§ **DATASET RECORDS**:
━━━━━━━━━━━━━━━━━━━━

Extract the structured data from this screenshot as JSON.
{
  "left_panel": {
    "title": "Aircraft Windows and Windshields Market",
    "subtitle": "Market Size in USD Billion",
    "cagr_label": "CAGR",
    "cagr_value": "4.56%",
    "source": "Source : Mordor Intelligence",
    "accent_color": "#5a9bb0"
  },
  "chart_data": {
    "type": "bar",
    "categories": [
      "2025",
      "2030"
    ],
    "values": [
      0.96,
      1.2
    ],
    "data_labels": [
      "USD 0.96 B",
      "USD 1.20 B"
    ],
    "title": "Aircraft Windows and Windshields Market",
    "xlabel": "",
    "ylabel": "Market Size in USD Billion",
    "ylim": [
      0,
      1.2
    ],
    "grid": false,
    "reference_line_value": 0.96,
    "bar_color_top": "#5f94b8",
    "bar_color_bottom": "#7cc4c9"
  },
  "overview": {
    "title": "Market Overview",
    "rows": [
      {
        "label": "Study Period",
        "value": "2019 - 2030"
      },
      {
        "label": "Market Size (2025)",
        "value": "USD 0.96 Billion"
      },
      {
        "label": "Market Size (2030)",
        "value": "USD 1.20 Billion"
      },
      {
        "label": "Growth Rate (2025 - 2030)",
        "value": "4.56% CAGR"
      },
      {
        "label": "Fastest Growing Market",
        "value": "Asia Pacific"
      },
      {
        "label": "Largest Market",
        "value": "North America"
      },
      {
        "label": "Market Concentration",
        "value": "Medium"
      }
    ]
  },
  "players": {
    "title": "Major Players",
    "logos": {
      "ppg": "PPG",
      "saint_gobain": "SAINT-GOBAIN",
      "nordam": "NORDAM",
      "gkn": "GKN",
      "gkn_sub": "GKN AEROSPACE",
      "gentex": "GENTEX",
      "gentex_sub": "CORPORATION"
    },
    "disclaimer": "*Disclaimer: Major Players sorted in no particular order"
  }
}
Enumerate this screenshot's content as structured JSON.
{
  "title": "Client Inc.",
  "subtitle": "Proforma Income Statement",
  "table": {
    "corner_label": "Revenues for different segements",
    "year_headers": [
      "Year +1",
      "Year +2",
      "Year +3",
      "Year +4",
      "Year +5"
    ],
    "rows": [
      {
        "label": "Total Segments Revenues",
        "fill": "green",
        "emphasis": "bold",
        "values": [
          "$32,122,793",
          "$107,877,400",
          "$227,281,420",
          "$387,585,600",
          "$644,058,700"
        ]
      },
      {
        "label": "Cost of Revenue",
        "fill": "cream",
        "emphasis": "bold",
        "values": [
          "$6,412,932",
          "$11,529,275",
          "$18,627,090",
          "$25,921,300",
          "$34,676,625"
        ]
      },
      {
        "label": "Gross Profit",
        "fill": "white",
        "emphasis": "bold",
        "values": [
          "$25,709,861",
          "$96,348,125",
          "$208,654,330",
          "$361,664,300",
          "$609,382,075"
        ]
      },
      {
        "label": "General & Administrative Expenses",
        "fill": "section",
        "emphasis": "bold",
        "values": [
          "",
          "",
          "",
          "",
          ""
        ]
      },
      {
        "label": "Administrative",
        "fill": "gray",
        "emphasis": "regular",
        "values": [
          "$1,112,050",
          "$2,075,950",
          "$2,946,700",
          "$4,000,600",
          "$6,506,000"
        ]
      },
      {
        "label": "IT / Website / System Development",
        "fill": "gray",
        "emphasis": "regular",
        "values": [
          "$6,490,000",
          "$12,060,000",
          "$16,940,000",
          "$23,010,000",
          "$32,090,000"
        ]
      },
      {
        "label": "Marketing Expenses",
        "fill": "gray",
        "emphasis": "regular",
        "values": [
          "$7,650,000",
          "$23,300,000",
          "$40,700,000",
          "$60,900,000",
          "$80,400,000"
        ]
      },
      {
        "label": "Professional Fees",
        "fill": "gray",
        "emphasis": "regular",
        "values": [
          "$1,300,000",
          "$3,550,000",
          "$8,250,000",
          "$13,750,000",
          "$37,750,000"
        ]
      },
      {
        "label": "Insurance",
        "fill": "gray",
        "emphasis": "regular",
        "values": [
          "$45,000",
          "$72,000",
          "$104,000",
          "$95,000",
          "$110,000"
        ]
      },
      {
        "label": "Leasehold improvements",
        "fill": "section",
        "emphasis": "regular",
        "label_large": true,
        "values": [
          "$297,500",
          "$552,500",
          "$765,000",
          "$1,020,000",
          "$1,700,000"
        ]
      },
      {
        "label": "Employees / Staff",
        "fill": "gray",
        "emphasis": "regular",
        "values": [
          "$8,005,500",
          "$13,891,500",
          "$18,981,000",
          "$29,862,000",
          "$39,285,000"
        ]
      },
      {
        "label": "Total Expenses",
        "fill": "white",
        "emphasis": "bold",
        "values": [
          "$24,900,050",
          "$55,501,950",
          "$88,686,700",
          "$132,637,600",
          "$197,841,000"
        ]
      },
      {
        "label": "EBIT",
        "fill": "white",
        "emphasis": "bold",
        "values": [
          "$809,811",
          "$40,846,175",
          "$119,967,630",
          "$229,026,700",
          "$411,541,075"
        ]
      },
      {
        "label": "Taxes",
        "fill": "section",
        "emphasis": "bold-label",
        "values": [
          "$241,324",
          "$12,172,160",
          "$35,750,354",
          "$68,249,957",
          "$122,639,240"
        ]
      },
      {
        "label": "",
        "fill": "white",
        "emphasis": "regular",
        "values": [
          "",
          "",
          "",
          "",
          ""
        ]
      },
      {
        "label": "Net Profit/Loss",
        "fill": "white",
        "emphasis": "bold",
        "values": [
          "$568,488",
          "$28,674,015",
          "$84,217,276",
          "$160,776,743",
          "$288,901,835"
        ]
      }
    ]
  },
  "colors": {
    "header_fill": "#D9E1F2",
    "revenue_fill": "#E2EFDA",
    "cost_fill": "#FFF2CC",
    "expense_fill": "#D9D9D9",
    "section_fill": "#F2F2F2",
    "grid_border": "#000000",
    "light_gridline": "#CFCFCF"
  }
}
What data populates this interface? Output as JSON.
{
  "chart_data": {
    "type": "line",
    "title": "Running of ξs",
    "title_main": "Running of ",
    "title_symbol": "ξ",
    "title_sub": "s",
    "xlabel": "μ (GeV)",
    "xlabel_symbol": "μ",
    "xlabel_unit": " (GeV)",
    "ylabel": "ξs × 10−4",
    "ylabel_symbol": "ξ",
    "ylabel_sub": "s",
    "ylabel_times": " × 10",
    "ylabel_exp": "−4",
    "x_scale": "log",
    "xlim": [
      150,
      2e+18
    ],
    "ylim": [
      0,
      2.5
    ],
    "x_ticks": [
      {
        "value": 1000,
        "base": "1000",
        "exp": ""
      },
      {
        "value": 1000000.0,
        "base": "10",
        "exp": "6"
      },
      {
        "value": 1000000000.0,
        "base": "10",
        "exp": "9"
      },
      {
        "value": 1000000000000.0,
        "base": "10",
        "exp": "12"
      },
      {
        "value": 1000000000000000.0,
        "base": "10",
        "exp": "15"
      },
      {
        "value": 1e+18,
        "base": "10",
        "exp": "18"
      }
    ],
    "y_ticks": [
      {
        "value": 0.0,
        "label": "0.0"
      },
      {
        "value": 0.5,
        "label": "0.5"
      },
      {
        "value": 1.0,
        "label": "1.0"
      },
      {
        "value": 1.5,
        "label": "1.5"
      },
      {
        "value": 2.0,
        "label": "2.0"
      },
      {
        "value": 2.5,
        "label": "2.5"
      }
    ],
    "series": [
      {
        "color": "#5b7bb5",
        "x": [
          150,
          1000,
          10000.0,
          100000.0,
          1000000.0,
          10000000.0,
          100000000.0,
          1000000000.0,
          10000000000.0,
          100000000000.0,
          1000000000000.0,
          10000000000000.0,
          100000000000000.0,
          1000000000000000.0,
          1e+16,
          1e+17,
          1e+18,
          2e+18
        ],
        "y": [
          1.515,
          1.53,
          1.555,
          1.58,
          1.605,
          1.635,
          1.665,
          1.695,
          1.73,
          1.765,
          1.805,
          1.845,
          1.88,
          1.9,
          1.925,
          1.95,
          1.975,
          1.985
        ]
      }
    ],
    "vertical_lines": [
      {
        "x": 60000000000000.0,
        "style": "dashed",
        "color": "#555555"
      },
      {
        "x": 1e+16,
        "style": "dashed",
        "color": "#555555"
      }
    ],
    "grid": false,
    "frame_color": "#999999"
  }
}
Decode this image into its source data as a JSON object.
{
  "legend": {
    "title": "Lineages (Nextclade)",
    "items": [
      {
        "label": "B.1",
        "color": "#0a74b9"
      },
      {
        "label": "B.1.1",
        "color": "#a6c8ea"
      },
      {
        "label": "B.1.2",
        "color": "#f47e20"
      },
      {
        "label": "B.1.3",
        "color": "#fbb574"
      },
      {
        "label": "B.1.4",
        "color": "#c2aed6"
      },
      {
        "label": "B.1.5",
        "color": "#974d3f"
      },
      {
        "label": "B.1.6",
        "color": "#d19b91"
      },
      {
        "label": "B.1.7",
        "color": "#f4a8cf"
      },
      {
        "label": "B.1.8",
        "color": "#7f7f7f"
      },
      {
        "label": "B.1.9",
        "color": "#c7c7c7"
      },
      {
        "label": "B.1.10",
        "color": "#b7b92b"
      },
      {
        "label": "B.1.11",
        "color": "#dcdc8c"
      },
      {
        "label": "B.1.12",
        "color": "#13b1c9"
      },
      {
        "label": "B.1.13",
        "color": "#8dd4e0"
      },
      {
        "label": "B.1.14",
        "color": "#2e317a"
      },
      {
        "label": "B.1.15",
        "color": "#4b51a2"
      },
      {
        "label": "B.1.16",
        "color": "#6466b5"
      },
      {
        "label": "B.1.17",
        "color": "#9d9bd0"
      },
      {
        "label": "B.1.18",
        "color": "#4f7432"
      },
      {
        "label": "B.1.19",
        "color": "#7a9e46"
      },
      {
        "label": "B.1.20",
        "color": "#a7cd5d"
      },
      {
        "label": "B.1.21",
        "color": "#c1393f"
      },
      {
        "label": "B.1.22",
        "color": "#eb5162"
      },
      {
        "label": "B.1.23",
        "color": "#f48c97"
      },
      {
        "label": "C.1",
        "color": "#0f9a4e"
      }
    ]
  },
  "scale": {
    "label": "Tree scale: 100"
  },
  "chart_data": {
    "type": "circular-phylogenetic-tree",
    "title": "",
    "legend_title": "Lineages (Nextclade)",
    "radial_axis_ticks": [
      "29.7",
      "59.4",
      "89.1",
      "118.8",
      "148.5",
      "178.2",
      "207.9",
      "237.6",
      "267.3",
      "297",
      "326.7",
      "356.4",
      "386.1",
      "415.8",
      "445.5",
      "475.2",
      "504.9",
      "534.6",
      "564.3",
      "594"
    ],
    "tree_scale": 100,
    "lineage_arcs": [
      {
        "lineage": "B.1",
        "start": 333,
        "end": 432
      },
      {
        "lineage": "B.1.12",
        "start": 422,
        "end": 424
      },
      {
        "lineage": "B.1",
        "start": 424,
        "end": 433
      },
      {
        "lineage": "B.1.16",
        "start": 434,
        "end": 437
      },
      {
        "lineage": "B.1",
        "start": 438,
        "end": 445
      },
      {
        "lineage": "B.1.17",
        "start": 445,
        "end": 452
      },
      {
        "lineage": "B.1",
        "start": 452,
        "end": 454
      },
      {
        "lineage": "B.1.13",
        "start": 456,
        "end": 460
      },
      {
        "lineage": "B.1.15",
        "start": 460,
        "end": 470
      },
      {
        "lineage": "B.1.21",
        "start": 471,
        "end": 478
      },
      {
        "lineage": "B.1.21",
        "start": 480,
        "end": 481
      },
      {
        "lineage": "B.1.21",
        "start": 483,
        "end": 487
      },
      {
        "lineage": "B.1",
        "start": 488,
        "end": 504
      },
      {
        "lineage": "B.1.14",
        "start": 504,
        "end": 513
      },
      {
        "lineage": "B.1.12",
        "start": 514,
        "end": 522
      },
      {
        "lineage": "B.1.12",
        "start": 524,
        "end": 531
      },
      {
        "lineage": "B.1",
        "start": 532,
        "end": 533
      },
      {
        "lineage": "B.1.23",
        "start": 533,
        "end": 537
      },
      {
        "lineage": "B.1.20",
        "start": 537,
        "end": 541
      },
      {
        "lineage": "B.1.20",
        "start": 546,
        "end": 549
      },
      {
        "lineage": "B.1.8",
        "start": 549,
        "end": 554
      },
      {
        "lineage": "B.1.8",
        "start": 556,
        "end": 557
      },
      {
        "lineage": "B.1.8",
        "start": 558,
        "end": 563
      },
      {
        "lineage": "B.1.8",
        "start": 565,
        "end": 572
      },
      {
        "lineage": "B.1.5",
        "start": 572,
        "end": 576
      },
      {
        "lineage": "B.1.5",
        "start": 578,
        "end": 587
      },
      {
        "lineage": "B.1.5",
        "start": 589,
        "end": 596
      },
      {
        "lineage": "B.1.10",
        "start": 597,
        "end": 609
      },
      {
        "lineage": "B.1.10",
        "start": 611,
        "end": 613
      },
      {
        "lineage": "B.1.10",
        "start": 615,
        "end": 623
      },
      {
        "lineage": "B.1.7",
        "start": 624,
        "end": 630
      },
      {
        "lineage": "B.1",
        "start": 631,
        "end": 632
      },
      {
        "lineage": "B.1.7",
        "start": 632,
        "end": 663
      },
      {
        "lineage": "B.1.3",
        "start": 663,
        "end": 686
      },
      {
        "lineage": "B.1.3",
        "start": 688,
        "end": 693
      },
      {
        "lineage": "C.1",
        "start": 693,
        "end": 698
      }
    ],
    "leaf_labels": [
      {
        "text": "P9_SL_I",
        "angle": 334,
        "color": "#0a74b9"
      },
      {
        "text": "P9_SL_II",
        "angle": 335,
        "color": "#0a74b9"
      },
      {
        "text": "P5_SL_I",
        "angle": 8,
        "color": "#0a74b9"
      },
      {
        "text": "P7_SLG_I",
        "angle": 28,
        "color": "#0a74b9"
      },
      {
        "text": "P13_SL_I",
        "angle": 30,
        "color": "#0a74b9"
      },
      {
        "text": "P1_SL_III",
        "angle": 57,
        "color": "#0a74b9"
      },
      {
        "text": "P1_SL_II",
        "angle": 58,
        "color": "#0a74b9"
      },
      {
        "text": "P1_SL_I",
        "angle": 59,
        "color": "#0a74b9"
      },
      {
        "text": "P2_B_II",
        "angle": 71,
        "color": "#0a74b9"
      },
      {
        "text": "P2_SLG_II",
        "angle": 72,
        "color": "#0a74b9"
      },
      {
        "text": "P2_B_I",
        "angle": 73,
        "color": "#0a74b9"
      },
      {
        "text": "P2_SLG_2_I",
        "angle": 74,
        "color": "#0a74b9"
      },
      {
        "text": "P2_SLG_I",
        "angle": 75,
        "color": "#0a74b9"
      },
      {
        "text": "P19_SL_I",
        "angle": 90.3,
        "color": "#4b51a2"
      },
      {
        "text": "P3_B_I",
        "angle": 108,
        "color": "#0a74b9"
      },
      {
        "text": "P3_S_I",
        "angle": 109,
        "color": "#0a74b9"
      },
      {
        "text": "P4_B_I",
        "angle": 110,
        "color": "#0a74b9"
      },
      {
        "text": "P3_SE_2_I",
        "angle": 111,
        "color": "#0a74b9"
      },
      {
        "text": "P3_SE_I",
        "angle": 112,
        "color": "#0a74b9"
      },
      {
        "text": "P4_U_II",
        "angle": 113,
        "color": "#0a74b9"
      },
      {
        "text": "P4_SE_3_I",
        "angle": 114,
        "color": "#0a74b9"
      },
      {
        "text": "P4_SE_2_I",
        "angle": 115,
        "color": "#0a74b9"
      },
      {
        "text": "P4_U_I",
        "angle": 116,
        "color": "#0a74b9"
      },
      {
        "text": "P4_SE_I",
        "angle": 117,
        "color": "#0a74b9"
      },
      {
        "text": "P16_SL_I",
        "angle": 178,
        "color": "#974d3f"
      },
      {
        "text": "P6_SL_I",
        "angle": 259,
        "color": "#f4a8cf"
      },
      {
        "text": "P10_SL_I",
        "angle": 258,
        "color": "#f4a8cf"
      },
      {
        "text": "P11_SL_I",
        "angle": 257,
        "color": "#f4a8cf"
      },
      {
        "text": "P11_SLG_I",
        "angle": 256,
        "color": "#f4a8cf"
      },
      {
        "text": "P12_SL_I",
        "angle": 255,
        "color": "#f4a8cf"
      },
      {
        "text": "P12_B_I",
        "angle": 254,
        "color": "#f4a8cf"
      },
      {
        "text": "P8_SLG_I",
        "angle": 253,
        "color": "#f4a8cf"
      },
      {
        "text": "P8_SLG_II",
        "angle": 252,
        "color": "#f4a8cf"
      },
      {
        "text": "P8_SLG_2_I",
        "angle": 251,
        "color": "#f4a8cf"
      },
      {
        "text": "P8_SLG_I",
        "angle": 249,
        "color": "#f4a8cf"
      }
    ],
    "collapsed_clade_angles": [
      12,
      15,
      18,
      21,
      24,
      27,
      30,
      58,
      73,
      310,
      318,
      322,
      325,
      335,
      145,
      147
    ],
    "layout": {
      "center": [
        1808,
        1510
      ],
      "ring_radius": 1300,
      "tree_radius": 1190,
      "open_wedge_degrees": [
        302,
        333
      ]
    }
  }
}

━━━━━━━━━━━━━━━━━━━━

§ **INSTRUCTION**:
Which lines hold the string "this"? List them all.

§ **FINISHED EXERCISE**:
Extract the structured data from this screenshot as JSON.
Enumerate this screenshot's content as structured JSON.
What data populates this interface? Output as JSON.
Decode this image into its source data as a JSON object.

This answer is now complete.